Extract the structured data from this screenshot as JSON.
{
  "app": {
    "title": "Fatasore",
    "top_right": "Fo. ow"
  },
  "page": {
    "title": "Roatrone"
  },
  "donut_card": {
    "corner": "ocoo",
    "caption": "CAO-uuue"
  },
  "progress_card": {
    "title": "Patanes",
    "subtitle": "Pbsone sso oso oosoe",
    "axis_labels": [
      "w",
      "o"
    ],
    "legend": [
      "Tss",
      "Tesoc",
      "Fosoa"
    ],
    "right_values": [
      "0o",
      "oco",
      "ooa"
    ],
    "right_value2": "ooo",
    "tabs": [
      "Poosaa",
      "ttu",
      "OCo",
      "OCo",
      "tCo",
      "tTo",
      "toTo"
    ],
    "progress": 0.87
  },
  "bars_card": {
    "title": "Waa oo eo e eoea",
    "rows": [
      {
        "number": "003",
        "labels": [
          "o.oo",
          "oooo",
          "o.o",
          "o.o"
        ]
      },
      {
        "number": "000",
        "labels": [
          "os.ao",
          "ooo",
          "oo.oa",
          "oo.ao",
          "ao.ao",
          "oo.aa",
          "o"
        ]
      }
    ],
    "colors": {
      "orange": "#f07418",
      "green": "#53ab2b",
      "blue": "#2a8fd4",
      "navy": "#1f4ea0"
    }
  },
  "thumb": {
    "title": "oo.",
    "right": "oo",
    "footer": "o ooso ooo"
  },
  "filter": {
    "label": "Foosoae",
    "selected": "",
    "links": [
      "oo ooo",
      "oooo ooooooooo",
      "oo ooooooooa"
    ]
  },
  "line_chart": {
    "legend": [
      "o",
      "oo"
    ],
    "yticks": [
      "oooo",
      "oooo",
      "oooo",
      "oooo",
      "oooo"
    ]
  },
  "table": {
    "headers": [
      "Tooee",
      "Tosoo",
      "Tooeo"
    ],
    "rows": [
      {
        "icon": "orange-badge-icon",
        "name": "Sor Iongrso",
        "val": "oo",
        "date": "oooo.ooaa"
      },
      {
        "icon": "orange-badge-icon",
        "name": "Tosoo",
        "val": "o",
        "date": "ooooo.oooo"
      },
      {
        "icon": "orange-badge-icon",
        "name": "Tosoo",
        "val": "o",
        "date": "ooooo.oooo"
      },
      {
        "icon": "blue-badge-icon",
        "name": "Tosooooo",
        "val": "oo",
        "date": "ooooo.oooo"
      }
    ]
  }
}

* [YOUR TASK]
Write down every line of the data exactly as it appears above.

* [SOLUTION FOR THIS EXERCISE]
Extract the structured data from this screenshot as JSON.
{
  "app": {
    "title": "Fatasore",
    "top_right": "Fo. ow"
  },
  "page": {
    "title": "Roatrone"
  },
  "donut_card": {
    "corner": "ocoo",
    "caption": "CAO-uuue"
  },
  "progress_card": {
    "title": "Patanes",
    "subtitle": "Pbsone sso oso oosoe",
    "axis_labels": [
      "w",
      "o"
    ],
    "legend": [
      "Tss",
      "Tesoc",
      "Fosoa"
    ],
    "right_values": [
      "0o",
      "oco",
      "ooa"
    ],
    "right_value2": "ooo",
    "tabs": [
      "Poosaa",
      "ttu",
      "OCo",
      "OCo",
      "tCo",
      "tTo",
      "toTo"
    ],
    "progress": 0.87
  },
  "bars_card": {
    "title": "Waa oo eo e eoea",
    "rows": [
      {
        "number": "003",
        "labels": [
          "o.oo",
          "oooo",
          "o.o",
          "o.o"
        ]
      },
      {
        "number": "000",
        "labels": [
          "os.ao",
          "ooo",
          "oo.oa",
          "oo.ao",
          "ao.ao",
          "oo.aa",
          "o"
        ]
      }
    ],
    "colors": {
      "orange": "#f07418",
      "green": "#53ab2b",
      "blue": "#2a8fd4",
      "navy": "#1f4ea0"
    }
  },
  "thumb": {
    "title": "oo.",
    "right": "oo",
    "footer": "o ooso ooo"
  },
  "filter": {
    "label": "Foosoae",
    "selected": "",
    "links": [
      "oo ooo",
      "oooo ooooooooo",
      "oo ooooooooa"
    ]
  },
  "line_chart": {
    "legend": [
      "o",
      "oo"
    ],
    "yticks": [
      "oooo",
      "oooo",
      "oooo",
      "oooo",
      "oooo"
    ]
  },
  "table": {
    "headers": [
      "Tooee",
      "Tosoo",
      "Tooeo"
    ],
    "rows": [
      {
        "icon": "orange-badge-icon",
        "name": "Sor Iongrso",
        "val": "oo",
        "date": "oooo.ooaa"
      },
      {
        "icon": "orange-badge-icon",
        "name": "Tosoo",
        "val": "o",
        "date": "ooooo.oooo"
      },
      {
        "icon": "orange-badge-icon",
        "name": "Tosoo",
        "val": "o",
        "date": "ooooo.oooo"
      },
      {
        "icon": "blue-badge-icon",
        "name": "Tosooooo",
        "val": "oo",
        "date": "ooooo.oooo"
      }
    ]
  }
}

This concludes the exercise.